#### [Description of the task]
Recast the records starting at the line that contains "envelope 5 bbox=[169, 290, 244, 340]" and ending at the line that contains "title: Checklist. bbox=[112, 460, 446, 534]" as a JSON list of strings, one string per line. Leave out any blank lines.

#### [Dataset excerpts]
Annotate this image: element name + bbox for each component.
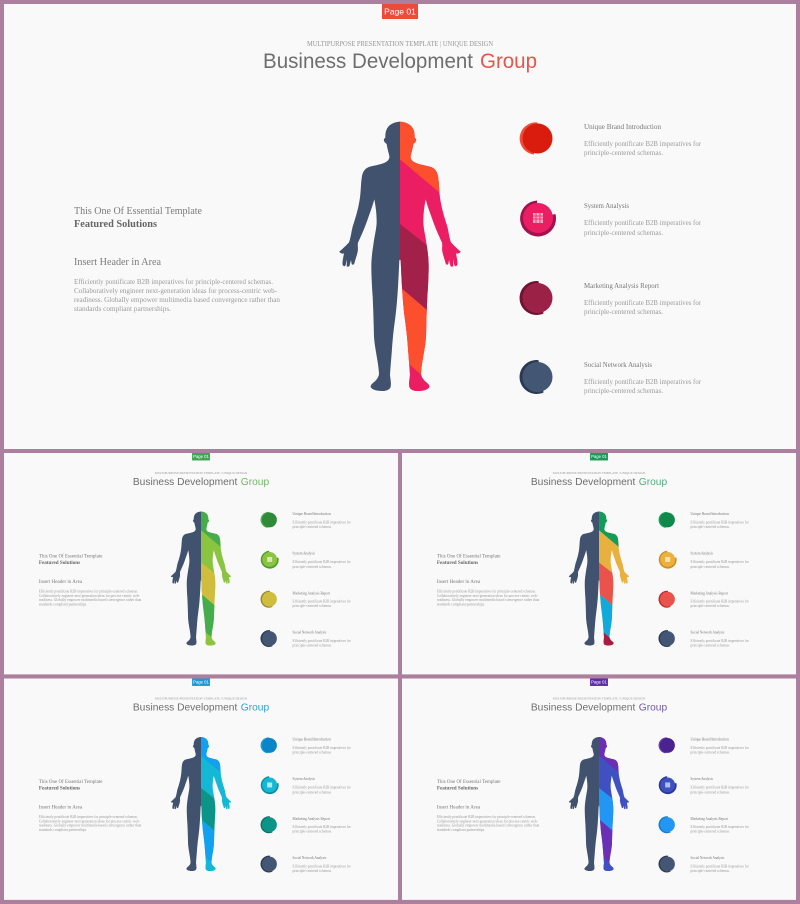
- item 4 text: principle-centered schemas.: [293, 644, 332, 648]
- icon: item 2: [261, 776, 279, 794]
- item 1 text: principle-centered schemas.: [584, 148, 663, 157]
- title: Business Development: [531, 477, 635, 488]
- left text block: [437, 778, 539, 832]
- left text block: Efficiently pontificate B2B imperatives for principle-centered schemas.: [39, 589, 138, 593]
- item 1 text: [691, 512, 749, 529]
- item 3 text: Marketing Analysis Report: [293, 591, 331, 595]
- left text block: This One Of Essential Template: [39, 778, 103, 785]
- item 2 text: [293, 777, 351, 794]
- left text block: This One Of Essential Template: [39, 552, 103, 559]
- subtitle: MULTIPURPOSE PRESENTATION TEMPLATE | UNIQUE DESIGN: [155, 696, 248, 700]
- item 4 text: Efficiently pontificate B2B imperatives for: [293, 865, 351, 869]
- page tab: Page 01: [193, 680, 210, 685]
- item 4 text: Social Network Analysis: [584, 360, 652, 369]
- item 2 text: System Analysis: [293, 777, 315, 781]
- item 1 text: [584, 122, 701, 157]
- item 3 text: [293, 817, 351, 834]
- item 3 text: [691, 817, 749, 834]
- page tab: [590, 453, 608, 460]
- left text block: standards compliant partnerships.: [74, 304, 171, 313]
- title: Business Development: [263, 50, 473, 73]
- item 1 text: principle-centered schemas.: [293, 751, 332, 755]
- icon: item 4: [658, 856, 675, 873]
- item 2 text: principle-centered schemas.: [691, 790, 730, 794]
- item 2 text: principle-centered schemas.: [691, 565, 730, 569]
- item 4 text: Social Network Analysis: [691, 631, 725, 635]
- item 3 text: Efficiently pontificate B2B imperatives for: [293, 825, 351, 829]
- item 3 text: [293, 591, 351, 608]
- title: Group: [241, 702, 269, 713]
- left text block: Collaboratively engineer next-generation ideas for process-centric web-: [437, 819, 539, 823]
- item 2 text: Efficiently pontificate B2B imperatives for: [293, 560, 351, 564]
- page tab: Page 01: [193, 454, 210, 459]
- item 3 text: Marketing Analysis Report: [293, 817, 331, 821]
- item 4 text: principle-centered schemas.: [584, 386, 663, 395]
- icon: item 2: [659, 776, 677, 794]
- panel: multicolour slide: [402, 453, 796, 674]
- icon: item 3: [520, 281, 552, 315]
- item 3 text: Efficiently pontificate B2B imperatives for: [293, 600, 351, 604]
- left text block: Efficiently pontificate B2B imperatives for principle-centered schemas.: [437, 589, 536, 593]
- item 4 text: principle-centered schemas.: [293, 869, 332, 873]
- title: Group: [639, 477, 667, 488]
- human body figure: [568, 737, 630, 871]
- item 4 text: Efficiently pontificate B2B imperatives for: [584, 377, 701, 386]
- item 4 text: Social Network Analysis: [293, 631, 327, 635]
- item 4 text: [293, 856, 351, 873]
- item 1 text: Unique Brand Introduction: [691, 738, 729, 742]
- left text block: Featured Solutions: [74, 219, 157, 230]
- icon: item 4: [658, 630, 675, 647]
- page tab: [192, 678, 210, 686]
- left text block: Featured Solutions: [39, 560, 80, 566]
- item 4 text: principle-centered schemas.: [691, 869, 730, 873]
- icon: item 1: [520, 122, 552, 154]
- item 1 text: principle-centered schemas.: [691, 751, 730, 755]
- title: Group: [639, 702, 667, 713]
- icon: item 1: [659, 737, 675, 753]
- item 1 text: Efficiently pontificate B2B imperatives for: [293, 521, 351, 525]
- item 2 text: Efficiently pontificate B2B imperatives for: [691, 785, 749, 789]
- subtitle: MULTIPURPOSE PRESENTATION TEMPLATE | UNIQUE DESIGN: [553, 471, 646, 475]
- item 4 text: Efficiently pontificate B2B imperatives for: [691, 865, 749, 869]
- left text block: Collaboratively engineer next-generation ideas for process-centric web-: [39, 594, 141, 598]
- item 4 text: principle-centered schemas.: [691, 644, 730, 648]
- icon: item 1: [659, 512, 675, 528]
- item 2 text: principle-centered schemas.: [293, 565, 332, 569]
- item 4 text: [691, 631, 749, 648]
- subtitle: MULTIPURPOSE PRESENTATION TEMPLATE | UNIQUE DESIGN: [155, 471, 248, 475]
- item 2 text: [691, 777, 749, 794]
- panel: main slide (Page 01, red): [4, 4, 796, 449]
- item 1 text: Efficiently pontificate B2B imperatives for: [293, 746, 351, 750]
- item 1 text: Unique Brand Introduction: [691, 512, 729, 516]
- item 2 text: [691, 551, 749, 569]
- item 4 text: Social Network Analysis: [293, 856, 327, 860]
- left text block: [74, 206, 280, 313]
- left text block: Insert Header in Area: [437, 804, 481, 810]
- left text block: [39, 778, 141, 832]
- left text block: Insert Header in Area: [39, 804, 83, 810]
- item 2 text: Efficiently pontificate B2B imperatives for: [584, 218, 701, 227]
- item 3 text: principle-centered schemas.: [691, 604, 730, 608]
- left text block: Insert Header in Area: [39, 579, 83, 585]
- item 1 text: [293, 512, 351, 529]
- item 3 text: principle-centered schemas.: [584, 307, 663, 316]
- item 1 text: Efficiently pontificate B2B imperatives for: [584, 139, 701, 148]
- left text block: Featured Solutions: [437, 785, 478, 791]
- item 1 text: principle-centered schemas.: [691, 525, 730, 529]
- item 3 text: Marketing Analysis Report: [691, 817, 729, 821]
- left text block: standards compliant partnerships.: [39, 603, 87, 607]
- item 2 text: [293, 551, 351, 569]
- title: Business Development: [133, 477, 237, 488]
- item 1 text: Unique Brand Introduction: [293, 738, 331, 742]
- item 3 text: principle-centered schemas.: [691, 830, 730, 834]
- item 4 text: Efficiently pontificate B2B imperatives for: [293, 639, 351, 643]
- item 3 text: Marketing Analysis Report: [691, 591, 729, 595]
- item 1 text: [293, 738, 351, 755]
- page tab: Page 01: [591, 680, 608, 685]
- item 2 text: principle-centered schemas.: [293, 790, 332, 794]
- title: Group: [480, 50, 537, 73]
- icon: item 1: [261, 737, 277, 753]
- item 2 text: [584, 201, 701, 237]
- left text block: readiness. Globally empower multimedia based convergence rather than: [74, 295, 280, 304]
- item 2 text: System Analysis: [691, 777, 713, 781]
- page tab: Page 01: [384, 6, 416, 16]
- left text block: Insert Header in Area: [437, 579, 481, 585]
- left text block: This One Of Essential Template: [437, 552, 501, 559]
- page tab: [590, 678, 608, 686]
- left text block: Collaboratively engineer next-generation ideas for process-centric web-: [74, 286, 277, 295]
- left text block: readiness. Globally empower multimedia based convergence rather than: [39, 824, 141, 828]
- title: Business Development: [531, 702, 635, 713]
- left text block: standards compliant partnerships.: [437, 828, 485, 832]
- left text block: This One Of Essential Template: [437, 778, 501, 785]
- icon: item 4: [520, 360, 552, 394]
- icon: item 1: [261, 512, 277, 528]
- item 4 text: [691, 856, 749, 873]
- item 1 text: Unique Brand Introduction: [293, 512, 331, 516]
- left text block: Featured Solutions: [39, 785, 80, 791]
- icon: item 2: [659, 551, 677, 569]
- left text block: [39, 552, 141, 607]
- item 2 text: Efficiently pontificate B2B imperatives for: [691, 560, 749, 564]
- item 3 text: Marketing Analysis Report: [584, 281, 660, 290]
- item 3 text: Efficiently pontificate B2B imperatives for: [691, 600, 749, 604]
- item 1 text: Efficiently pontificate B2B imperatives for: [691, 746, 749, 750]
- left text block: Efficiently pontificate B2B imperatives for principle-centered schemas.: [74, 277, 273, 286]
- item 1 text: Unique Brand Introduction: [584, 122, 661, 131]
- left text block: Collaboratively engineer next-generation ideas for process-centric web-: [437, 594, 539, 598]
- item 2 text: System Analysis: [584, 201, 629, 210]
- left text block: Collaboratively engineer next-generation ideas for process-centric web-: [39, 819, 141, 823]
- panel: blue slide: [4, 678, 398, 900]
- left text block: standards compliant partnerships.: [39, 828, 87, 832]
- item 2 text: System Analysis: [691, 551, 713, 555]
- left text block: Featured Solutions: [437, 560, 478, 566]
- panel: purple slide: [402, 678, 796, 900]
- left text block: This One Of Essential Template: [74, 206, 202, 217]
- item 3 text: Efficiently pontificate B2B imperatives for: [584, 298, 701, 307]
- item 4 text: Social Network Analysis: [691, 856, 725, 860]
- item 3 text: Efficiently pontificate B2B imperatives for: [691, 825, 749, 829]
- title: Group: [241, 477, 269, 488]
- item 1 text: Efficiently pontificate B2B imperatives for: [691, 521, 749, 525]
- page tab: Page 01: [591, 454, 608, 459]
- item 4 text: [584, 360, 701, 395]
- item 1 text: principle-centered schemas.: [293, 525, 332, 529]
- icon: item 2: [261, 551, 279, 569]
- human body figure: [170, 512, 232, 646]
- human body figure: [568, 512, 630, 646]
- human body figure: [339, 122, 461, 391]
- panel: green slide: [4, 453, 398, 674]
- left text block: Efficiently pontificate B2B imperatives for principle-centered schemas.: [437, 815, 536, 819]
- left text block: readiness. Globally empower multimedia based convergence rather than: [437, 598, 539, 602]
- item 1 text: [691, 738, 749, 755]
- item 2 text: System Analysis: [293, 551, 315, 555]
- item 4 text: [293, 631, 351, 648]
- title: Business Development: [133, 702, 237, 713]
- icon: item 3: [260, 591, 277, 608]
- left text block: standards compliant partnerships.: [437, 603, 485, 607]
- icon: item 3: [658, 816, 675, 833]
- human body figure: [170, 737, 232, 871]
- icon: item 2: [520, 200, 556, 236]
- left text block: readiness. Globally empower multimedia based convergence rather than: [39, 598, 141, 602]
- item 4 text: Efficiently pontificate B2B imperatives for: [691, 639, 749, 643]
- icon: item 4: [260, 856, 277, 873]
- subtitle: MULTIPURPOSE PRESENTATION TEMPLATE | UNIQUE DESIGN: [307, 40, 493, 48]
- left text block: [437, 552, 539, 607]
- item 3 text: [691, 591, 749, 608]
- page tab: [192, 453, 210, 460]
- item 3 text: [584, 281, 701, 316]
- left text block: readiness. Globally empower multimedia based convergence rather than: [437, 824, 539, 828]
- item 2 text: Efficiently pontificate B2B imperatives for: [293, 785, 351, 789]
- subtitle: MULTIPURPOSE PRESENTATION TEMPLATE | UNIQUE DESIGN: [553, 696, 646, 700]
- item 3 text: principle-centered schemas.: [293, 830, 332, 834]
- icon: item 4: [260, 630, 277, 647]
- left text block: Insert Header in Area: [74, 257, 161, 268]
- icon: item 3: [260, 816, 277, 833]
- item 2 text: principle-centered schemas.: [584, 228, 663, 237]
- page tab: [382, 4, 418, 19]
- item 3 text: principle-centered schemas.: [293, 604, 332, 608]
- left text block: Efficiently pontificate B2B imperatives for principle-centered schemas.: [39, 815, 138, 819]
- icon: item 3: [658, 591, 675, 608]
* * *
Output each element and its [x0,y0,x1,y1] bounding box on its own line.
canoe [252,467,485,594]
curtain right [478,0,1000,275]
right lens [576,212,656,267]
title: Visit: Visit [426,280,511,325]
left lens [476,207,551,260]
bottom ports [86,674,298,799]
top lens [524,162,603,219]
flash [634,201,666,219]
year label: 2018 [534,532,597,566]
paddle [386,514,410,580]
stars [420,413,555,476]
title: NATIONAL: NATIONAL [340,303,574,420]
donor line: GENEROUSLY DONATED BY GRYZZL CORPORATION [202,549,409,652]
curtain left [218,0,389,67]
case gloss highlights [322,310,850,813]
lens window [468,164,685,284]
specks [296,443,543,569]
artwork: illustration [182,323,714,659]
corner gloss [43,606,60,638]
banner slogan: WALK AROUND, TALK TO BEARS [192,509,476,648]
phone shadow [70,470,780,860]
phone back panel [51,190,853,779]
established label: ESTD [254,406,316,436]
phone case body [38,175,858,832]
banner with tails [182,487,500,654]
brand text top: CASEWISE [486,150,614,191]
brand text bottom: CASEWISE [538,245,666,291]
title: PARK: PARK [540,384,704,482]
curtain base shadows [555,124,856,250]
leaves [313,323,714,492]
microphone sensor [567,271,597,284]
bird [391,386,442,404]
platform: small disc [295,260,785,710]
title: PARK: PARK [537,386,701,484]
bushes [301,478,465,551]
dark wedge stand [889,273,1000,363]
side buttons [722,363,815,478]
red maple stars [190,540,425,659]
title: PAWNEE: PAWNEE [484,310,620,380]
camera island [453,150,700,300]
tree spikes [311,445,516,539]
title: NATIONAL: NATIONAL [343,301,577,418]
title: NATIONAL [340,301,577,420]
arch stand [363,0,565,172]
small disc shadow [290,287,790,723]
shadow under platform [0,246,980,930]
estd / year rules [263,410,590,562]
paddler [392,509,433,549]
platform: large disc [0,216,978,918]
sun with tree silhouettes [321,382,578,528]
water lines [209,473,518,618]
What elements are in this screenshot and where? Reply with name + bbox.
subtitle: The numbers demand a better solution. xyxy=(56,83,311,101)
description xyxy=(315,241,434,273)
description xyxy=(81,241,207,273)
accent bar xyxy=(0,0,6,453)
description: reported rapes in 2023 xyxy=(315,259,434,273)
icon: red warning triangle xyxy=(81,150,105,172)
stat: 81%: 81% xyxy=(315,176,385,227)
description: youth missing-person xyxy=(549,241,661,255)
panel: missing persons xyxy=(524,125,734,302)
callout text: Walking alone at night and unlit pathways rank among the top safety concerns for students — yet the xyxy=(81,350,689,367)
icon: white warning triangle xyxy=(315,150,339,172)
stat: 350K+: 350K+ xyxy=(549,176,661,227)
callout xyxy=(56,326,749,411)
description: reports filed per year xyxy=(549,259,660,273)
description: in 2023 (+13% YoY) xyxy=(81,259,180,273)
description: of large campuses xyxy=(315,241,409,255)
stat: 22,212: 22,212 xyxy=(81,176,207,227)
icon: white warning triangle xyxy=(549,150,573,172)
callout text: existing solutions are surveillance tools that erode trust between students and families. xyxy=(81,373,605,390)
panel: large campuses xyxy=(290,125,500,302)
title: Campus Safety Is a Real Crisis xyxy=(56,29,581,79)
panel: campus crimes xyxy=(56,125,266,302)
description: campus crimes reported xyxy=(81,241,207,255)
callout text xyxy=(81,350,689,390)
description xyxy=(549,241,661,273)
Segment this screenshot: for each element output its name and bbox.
--
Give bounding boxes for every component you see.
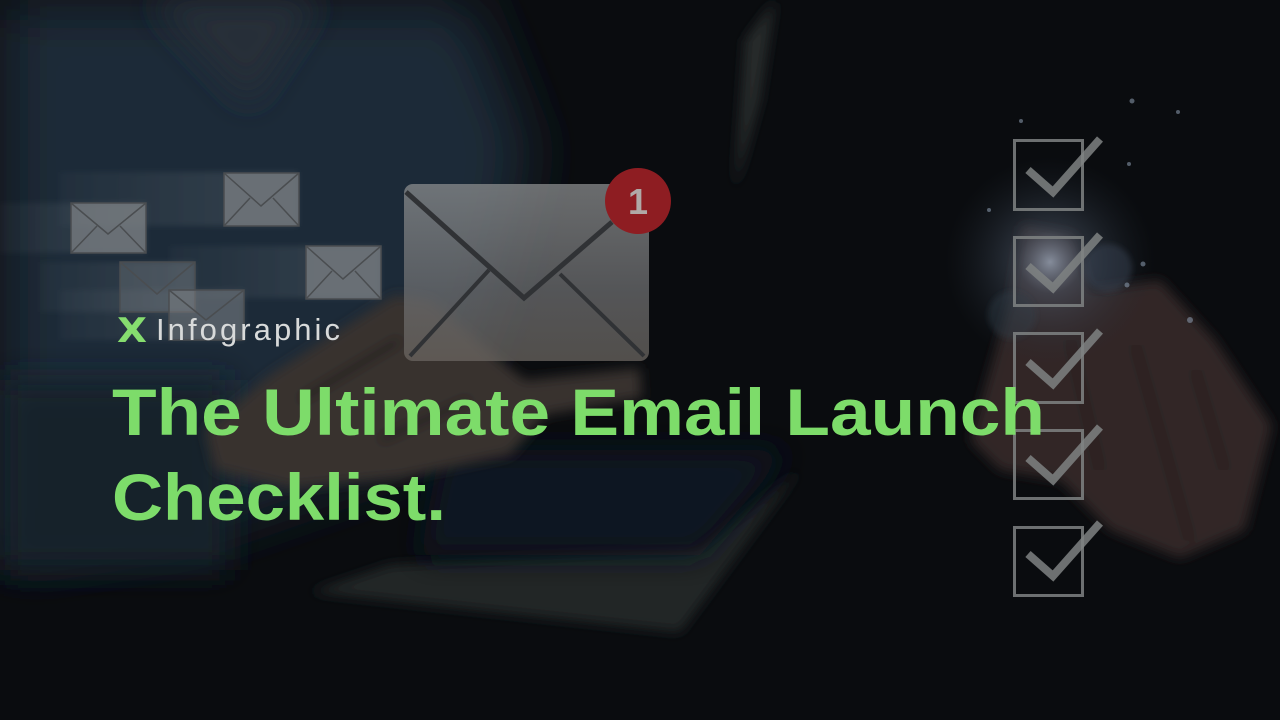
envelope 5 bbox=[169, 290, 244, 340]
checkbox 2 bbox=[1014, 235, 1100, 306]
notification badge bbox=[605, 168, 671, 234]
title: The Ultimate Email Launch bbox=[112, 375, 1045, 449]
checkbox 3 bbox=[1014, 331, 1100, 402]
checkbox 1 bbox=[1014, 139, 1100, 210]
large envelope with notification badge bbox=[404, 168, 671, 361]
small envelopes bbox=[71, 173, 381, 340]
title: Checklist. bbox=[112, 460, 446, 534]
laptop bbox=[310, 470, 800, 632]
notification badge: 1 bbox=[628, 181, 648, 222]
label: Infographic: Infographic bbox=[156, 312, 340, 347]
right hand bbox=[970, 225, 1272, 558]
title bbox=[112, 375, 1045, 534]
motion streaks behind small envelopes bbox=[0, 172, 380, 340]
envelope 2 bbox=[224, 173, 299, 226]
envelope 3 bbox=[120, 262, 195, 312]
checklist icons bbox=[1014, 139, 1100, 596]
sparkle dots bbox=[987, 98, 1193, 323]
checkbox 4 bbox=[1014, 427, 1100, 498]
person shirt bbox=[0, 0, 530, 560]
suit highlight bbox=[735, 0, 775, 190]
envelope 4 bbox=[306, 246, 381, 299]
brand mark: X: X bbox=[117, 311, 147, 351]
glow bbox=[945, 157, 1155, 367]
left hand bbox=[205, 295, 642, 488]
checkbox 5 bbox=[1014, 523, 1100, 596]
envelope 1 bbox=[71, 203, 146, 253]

#### [Result for this exercise]
[
  "envelope 5 bbox=[169, 290, 244, 340]",
  "checkbox 2 bbox=[1014, 235, 1100, 306]",
  "notification badge bbox=[605, 168, 671, 234]",
  "title: The Ultimate Email Launch bbox=[112, 375, 1045, 449]",
  "checkbox 3 bbox=[1014, 331, 1100, 402]",
  "checkbox 1 bbox=[1014, 139, 1100, 210]",
  "large envelope with notification badge bbox=[404, 168, 671, 361]",
  "small envelopes bbox=[71, 173, 381, 340]",
  "title: Checklist. bbox=[112, 460, 446, 534]"
]